■ **Text section**

A Penn professor wrote an op-ed denouncing gun violence and calling it an epidemic that leads to long-term psychological repercussions for everyone involved. 

Steven Berkowitz, an associate professor of clinical psychiatry at Penn’s Perelman School of Medicine and the director of the Penn Center for Youth and Family Trauma Response and Recovery, wrote an article in STAT News last week about the recent school shooting in Parkland, Florida. 

“Not just convicting the perpetrator, but a lasting societal response to the episode. The lack of a response from our society is justice denied, which perpetuates the traumatic response and impairs the ability to heal,” he wrote in the article. 

Steven Berkowitz

At Penn, Berkowitz focuses on childhood trauma and early intervention. In his op-ed, he argues that the consequences of gun violence have their roots in public health and trauma, and require more in-depth treatment. 

Berkowitz argued in his op-ed that the only way that trauma can be stopped from spreading is by implementing stronger laws on the event’s “vectors,” or causes of gun violence — guns and bullets.

“That’s something we must do to provide a sense of justice and an opportunity for healing for all of the victims of mass shootings,” Berkowitz said.

■ **Material supplied**
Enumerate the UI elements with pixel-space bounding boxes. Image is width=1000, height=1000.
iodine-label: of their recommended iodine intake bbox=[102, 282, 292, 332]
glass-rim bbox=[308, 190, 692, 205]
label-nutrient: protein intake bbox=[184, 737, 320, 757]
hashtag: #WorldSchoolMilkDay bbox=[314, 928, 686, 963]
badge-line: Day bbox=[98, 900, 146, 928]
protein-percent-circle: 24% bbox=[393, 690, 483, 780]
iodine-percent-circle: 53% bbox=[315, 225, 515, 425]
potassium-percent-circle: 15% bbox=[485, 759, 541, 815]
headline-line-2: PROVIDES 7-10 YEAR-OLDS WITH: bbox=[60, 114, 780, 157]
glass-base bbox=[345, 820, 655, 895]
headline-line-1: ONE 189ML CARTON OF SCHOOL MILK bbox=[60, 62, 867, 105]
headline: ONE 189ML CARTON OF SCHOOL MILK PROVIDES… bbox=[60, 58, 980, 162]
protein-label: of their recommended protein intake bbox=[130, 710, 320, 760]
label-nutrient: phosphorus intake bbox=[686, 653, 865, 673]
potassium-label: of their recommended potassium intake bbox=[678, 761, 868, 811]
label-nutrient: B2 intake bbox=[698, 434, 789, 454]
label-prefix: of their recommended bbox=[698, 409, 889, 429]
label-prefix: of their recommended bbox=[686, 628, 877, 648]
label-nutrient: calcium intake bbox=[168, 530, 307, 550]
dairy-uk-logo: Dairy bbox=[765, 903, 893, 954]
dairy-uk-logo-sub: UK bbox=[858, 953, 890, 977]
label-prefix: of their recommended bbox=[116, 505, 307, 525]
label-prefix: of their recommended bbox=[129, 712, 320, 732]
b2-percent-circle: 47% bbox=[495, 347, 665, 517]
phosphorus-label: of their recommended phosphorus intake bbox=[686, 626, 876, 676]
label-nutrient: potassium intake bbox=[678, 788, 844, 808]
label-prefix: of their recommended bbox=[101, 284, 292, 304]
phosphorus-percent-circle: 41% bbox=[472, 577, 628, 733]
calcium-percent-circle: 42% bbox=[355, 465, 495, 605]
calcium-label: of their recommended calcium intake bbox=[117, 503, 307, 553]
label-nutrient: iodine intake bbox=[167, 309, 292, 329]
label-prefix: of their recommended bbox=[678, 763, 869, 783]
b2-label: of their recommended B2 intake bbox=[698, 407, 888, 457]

■ **Set of tasks**
• a. Using the gun violence article, decide whether each statement agrees with it: (i) Berkowitz's article ran in STAT News. (ii) At Penn, Berkowitz's focus is adult trauma. (iii) Berkowitz names guns and bullets as the "vectors" of gun violence. Answer yes or no for each, and quote the deciding words.
• b. Please echo the gun violence article between "At Penn, Berkowitz" and "more in-depth treatment.", inclusive.
• c. Write what comes next in the gun violence article, starting after its final sentence.

■ **Your written answers**
• a.
(i) Yes: "wrote an article in STAT News last week"
(ii) No: "At Penn, Berkowitz focuses on childhood trauma and early intervention."
(iii) Yes: "or causes of gun violence — guns and bullets"

• b.
At Penn, Berkowitz focuses on childhood trauma and early intervention. In his op-ed, he argues that the consequences of gun violence have their roots in public health and trauma, and require more in-depth treatment.

• c.
Berkowitz is also currently working on integrating a secondary prevention intervention called the Child and Family Traumatic Stress Intervention into several agencies in Philadelphia, and helped to establish the nationally recognized Child Development-Community Policing Program, according to Penn’s Psychiatry department website. 

Social Policy and Health and Societies professor Susan Sorenson teaches an entire course on gun violence from the public health perspective. Sorenson combined her two popular courses “Guns & Health” and “Violence in Relationships” in 2016 to create a well-rounded syllabus that “generates knowledge that can guide policy and educate future generations in effective citizenship,” according to a spotlight on Penn’s website

Other research at Penn has called gun violence a contained effect. Criminology professor Charles Loeffler conducted a study in Oct. 2017 that found that gun violence might not lead to further acts of violence, when researching the prevalence of gun-related crimes in Washington, D.C. 

Students have also begun to speak out against gun violence, advocating for common-sense gun reform in the United States. 

Dozens of students, faculty, and staff protested gun violence on campus on Feb. 22

On Feb. 20, Penn Students Stand Against Gun Violence wrote in The Daily Pennsylvanian and urged their peers to join them in promoting legislative reform on gun control, recognizing that “visibility and conversation alone won’t change the status quo.”